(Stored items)
····················
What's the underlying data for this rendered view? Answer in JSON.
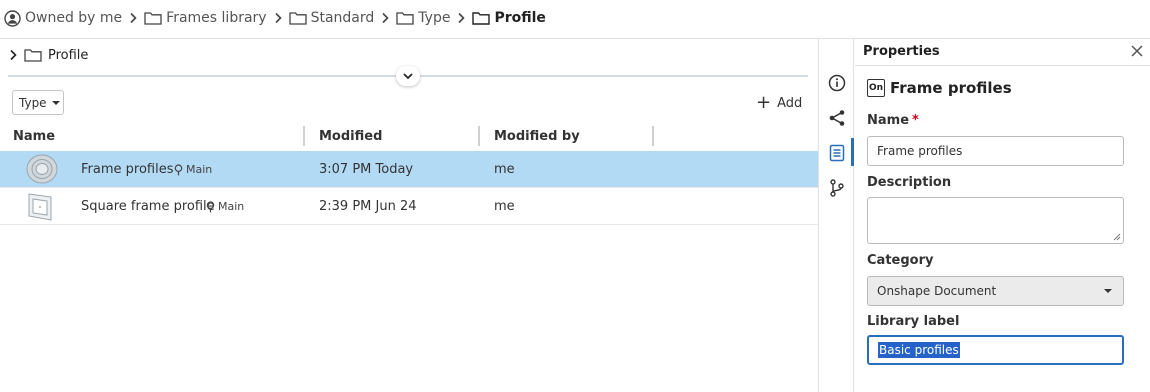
{
  "breadcrumb": [
    {
      "label": "Owned by me",
      "icon": "user-icon"
    },
    {
      "label": "Frames library",
      "icon": "folder-icon"
    },
    {
      "label": "Standard",
      "icon": "folder-icon"
    },
    {
      "label": "Type",
      "icon": "folder-icon"
    },
    {
      "label": "Profile",
      "icon": "folder-icon",
      "current": true
    }
  ],
  "folder": {
    "name": "Profile"
  },
  "toolbar": {
    "type_filter": "Type",
    "add_label": "Add"
  },
  "table": {
    "columns": [
      "Name",
      "Modified",
      "Modified by"
    ],
    "rows": [
      {
        "name": "Frame profiles",
        "branch": "Main",
        "modified": "3:07 PM Today",
        "modified_by": "me",
        "selected": true
      },
      {
        "name": "Square frame profile",
        "branch": "Main",
        "modified": "2:39 PM Jun 24",
        "modified_by": "me",
        "selected": false
      }
    ]
  },
  "rail": [
    "info-icon",
    "share-icon",
    "properties-icon",
    "branch-icon"
  ],
  "properties": {
    "title": "Properties",
    "doc_title": "Frame profiles",
    "doc_badge": "On",
    "name_label": "Name",
    "required_mark": "*",
    "name_value": "Frame profiles",
    "description_label": "Description",
    "description_value": "",
    "category_label": "Category",
    "category_value": "Onshape Document",
    "library_label": "Library label",
    "library_value": "Basic profiles"
  },
  "colors": {
    "selection": "#b3daf4",
    "accent": "#2a6ebb",
    "required": "#d0021b"
  }
}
····················
» **WHAT TO WORK ON**: Which lines include the word "profiles"? Copy every one of them.

» **RESULT**:
        "name": "Frame profiles",
    "doc_title": "Frame profiles",
    "name_value": "Frame profiles",
    "library_value": "Basic profiles"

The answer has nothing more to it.